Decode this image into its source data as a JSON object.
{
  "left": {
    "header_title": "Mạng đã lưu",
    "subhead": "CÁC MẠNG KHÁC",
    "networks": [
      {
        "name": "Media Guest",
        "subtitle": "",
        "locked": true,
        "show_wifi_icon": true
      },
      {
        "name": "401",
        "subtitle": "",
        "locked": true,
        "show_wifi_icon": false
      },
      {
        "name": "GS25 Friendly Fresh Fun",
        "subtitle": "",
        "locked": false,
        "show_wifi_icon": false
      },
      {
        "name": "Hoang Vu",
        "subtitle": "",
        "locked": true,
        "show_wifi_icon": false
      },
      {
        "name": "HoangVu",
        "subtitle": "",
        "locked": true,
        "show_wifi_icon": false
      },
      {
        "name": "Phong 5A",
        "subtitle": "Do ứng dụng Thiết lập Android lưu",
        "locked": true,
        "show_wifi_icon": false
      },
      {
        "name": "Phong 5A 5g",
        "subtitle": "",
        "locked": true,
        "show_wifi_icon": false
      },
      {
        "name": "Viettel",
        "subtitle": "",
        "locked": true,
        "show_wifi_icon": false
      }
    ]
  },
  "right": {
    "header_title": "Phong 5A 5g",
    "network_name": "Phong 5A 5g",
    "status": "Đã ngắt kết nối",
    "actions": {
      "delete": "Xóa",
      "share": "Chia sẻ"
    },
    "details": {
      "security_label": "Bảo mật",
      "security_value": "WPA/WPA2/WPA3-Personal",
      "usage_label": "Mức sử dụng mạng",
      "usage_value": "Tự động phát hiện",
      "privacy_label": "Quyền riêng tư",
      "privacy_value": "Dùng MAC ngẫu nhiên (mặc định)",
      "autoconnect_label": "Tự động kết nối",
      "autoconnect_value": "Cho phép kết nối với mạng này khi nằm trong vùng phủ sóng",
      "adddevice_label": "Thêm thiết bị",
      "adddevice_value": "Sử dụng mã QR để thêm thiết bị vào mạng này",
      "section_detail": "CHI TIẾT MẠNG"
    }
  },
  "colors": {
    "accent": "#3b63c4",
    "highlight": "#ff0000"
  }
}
━━━━━━
Stated task:
Word for word, restate all of the data shown above.

Response for this exercise:
Decode this image into its source data as a JSON object.
{
  "left": {
    "header_title": "Mạng đã lưu",
    "subhead": "CÁC MẠNG KHÁC",
    "networks": [
      {
        "name": "Media Guest",
        "subtitle": "",
        "locked": true,
        "show_wifi_icon": true
      },
      {
        "name": "401",
        "subtitle": "",
        "locked": true,
        "show_wifi_icon": false
      },
      {
        "name": "GS25 Friendly Fresh Fun",
        "subtitle": "",
        "locked": false,
        "show_wifi_icon": false
      },
      {
        "name": "Hoang Vu",
        "subtitle": "",
        "locked": true,
        "show_wifi_icon": false
      },
      {
        "name": "HoangVu",
        "subtitle": "",
        "locked": true,
        "show_wifi_icon": false
      },
      {
        "name": "Phong 5A",
        "subtitle": "Do ứng dụng Thiết lập Android lưu",
        "locked": true,
        "show_wifi_icon": false
      },
      {
        "name": "Phong 5A 5g",
        "subtitle": "",
        "locked": true,
        "show_wifi_icon": false
      },
      {
        "name": "Viettel",
        "subtitle": "",
        "locked": true,
        "show_wifi_icon": false
      }
    ]
  },
  "right": {
    "header_title": "Phong 5A 5g",
    "network_name": "Phong 5A 5g",
    "status": "Đã ngắt kết nối",
    "actions": {
      "delete": "Xóa",
      "share": "Chia sẻ"
    },
    "details": {
      "security_label": "Bảo mật",
      "security_value": "WPA/WPA2/WPA3-Personal",
      "usage_label": "Mức sử dụng mạng",
      "usage_value": "Tự động phát hiện",
      "privacy_label": "Quyền riêng tư",
      "privacy_value": "Dùng MAC ngẫu nhiên (mặc định)",
      "autoconnect_label": "Tự động kết nối",
      "autoconnect_value": "Cho phép kết nối với mạng này khi nằm trong vùng phủ sóng",
      "adddevice_label": "Thêm thiết bị",
      "adddevice_value": "Sử dụng mã QR để thêm thiết bị vào mạng này",
      "section_detail": "CHI TIẾT MẠNG"
    }
  },
  "colors": {
    "accent": "#3b63c4",
    "highlight": "#ff0000"
  }
}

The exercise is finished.